- TASKS FOR THIS EXERCISE:
• a. In the conference session listing, which system holds analytical storage in the platform the MindWise talk describes?
• b. For each statement, say whether it agrees with the conference session listing, and quote the words of the listing that decide it: (i) PostgreSQL served as a metadata engine for the platform. (ii) Metadata and analytical storage were both kept in PostgreSQL. (iii) The talk on window functions deals only with functions defined by the SQL Standard.
• c. Continue the conference session listing from where it stops.

- SOURCE EXTRACT:

☆ ☆ ☆ ☆ ☆

We will start with the basic concept of partitions and orderings, then move on to simple frame specifications. Then we will look at more intricate frames and exclusion options, and how they can simplify quite a bit of application processing.
Finally, we will look at extensions that provide additional window functions to those defined by the SQL Standard, and take a peek at what the future might bring.
2:55 PM – 3:10 PM 15 min
When PostgreSQL Orchestrates Analytics
Ruslan Senchukov
Program Manager
MindWise
Ruslan Senchukov
Program Manager
MindWise
Modern data tools often rely on PostgreSQL in ways that go far beyond traditional CRUD applications. In this session, we'll explore how we used PostgreSQL as a metadata engine to power a dynamic data manipulation platform that connects to external databases, transforms tables, and drives analytical dashboards. We'll walk through the architectural decisions behind separating metadata (PostgreSQL) from analytical storage (ClickHouse), and why that boundary matters. The talk will cover schema design strategies, query generation patterns, and performance considerations when users can define transformations dynamically. We'll also share lessons learned from production — including what broke, what scaled, and what we would redesign. Attendees will leave with practical insights on using PostgreSQL as the control layer of a modern data platform.

☆ ☆ ☆ ☆ ☆

- Saved data entries:
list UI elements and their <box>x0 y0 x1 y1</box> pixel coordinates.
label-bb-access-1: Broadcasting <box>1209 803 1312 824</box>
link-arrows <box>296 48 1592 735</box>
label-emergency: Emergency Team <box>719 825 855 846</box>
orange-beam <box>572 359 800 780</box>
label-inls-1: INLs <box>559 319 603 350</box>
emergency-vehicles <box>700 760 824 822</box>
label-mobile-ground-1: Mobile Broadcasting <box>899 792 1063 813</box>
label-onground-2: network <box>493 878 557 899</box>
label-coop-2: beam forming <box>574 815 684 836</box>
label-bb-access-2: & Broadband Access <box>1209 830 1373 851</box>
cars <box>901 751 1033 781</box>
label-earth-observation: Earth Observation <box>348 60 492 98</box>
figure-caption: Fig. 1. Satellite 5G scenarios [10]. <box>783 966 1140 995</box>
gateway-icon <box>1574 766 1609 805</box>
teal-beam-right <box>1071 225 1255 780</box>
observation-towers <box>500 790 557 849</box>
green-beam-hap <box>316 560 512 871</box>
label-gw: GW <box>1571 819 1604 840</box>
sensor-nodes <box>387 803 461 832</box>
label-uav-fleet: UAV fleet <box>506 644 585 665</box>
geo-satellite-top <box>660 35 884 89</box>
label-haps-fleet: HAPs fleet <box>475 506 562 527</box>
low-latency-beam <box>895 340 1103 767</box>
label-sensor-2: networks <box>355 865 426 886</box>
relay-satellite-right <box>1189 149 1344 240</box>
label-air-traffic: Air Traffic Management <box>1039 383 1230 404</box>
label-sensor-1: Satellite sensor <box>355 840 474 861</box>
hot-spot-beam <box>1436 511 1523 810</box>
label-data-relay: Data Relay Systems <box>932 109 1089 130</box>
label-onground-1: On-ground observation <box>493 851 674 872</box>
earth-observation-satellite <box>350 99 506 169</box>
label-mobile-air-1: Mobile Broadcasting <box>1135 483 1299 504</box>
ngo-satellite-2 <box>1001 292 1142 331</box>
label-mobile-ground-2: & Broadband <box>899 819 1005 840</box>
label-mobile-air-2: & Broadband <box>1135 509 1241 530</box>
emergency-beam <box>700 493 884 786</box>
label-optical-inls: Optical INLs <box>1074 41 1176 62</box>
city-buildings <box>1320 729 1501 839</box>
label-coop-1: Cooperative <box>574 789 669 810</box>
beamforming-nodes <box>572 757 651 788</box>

☆ ☆ ☆ ☆ ☆

- RESPONSES BY TASK:
• a. ClickHouse.

• b.
(i) Yes: "we used PostgreSQL as a metadata engine"
(ii) No: "separating metadata (PostgreSQL) from analytical storage (ClickHouse)"
(iii) No: "extensions that provide additional window functions to those defined by the SQL Standard"

• c.
3:30 PM – 4:00 PM 30 min
Choose Your Own Adventure: Postgres 18 Demos Sponsored session
Robert Treat
Principal Database Engineer
Amazon Web Services
Robert Treat
Principal Database Engineer
Amazon Web Services
You have heard great things about Postgres 18, but you just haven't had time to look into it. Sure, you want to learn more, but sitting through a bunch of slides sounds like a chore. What you really want is to see the features in Postgres 18 in action, so you can figure out what will help make your users (and you!) happier with as little work as possible. I'm Robert Treat, and I've put together a whirlwind tour of new features available in Postgres 18. I think I know what will help you get the most bang for the buck, but if I am wrong, we can choose the features that you want to see most. That's right, there are no slides in this presentation, not even an about-me slide; we're going straight into the database to help you learn what options will help you make the best case to get you upgraded.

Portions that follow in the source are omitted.